(Excerpts from a figure dataset)

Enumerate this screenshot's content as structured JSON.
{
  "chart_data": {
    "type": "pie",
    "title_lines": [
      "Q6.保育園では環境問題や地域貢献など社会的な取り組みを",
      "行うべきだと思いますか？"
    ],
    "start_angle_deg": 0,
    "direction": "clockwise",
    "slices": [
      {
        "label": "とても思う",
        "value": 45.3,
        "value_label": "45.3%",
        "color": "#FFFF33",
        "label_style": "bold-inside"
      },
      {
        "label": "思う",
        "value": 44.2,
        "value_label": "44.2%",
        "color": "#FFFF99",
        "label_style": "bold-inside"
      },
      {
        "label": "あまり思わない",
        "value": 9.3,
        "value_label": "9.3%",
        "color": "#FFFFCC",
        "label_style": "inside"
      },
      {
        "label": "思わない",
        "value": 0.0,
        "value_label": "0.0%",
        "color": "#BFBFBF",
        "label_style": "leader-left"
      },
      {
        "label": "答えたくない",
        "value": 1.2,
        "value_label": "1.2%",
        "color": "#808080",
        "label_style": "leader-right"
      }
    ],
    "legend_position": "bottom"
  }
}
--
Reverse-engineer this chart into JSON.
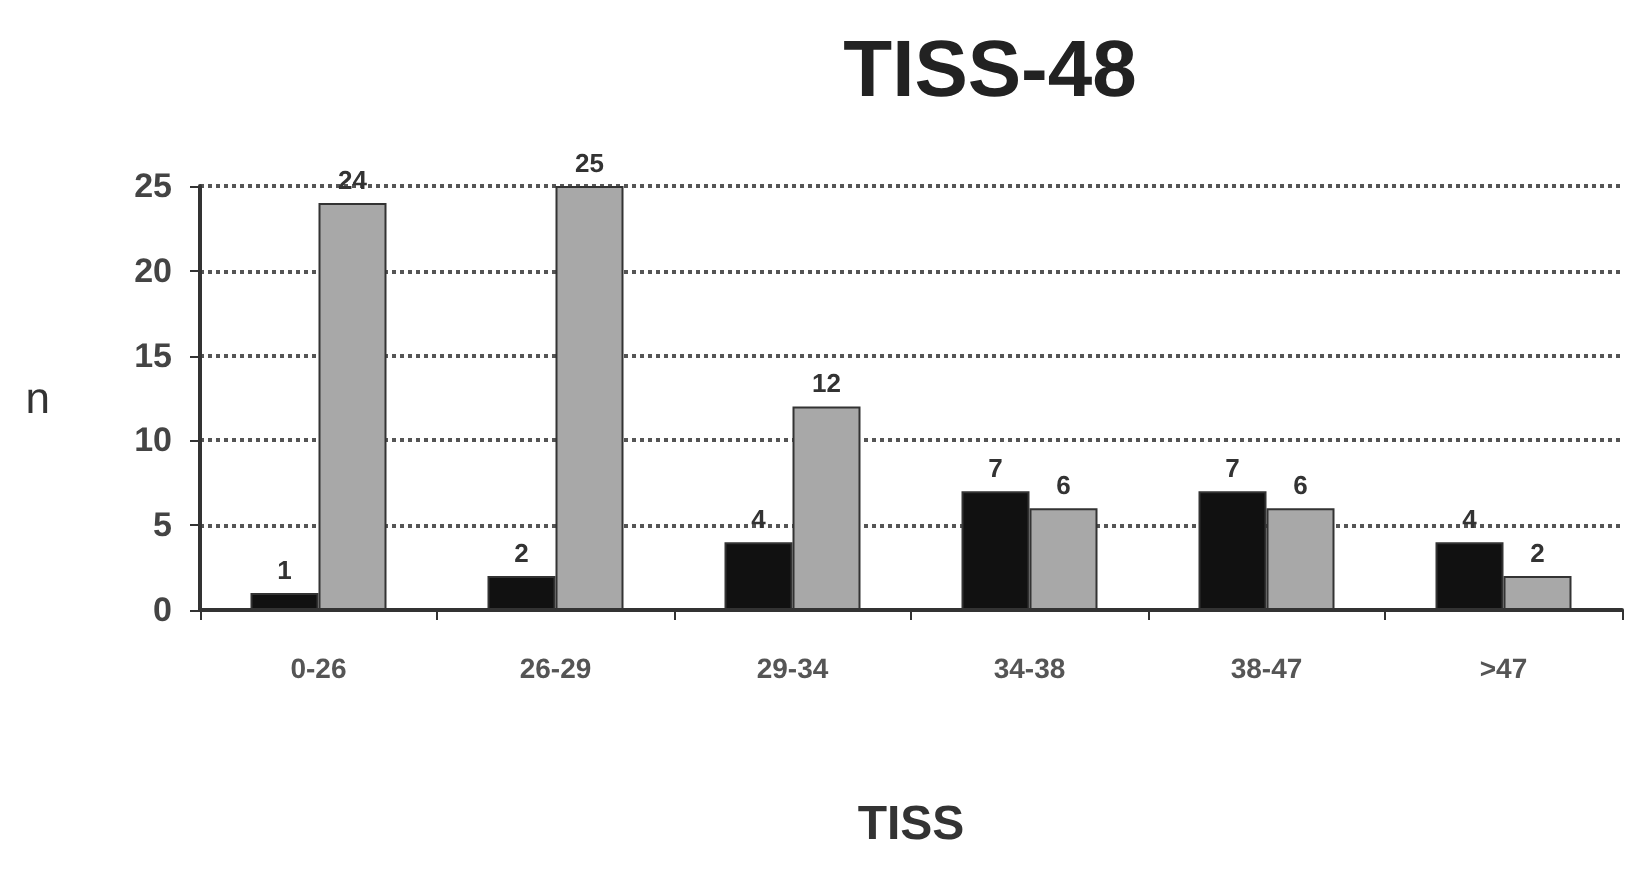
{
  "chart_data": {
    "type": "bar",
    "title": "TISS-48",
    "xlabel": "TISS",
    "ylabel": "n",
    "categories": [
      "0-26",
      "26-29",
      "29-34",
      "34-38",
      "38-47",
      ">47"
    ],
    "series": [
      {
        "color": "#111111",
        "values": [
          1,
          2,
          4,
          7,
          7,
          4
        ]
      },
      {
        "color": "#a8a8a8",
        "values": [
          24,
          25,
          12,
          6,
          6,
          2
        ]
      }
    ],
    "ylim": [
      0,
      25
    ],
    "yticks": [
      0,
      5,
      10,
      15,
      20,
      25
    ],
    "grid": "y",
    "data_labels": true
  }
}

# Exercise task
Pull out every line above that holds the word "leader".

# Output of the task
        "label_style": "leader-left"
        "label_style": "leader-right"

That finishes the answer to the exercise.